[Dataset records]
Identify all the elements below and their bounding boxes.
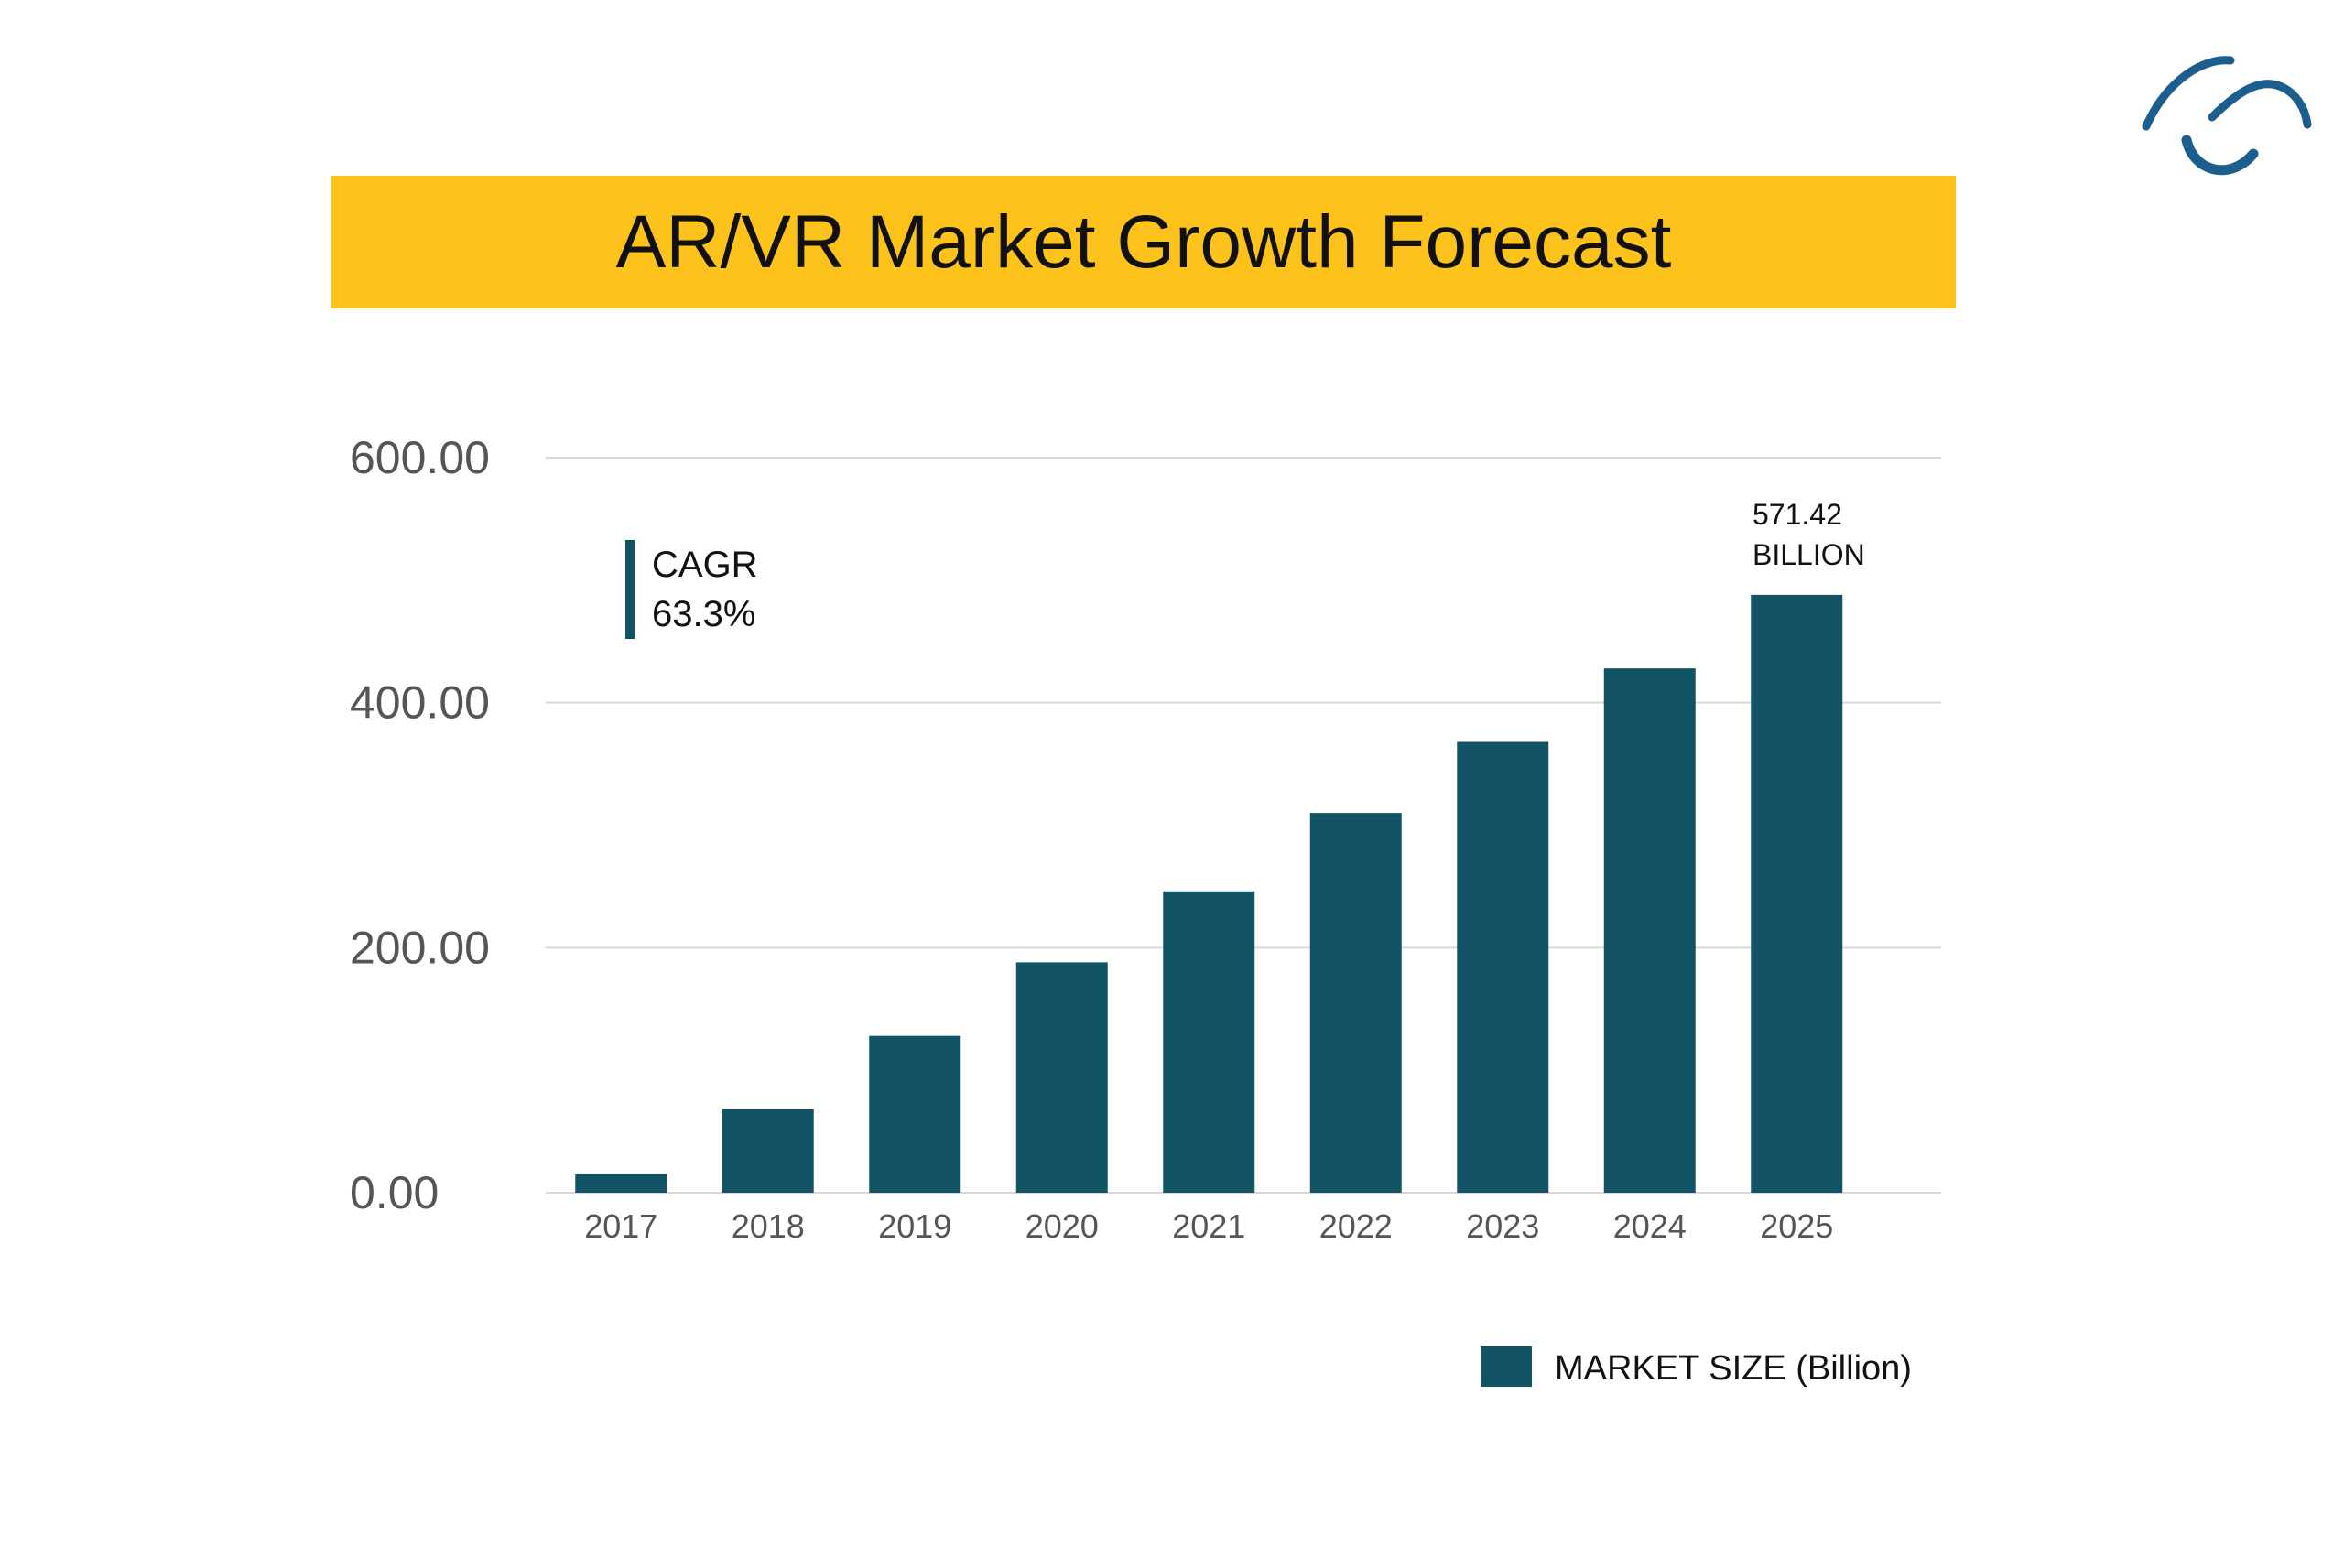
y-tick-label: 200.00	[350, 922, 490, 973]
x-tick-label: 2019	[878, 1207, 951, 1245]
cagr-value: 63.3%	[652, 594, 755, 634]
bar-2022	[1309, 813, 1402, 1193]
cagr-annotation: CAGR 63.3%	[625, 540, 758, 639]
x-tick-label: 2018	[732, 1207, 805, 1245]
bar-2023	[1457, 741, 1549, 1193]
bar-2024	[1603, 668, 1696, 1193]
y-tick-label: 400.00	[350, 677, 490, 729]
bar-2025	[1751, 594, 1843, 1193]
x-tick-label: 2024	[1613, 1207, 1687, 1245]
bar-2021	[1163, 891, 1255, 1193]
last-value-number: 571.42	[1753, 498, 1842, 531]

### Exercise instructions
Reproduce the text of every entry above verbatim, line by line, omitting the pictures.

### Written answer
Identify all the elements below and their bounding boxes.
y-tick-label: 200.00	[350, 922, 490, 973]
x-tick-label: 2019	[878, 1207, 951, 1245]
cagr-value: 63.3%	[652, 594, 755, 634]
bar-2022	[1309, 813, 1402, 1193]
cagr-annotation: CAGR 63.3%	[625, 540, 758, 639]
x-tick-label: 2018	[732, 1207, 805, 1245]
bar-2023	[1457, 741, 1549, 1193]
bar-2024	[1603, 668, 1696, 1193]
y-tick-label: 400.00	[350, 677, 490, 729]
bar-2025	[1751, 594, 1843, 1193]
x-tick-label: 2024	[1613, 1207, 1687, 1245]
bar-2021	[1163, 891, 1255, 1193]
last-value-number: 571.42	[1753, 498, 1842, 531]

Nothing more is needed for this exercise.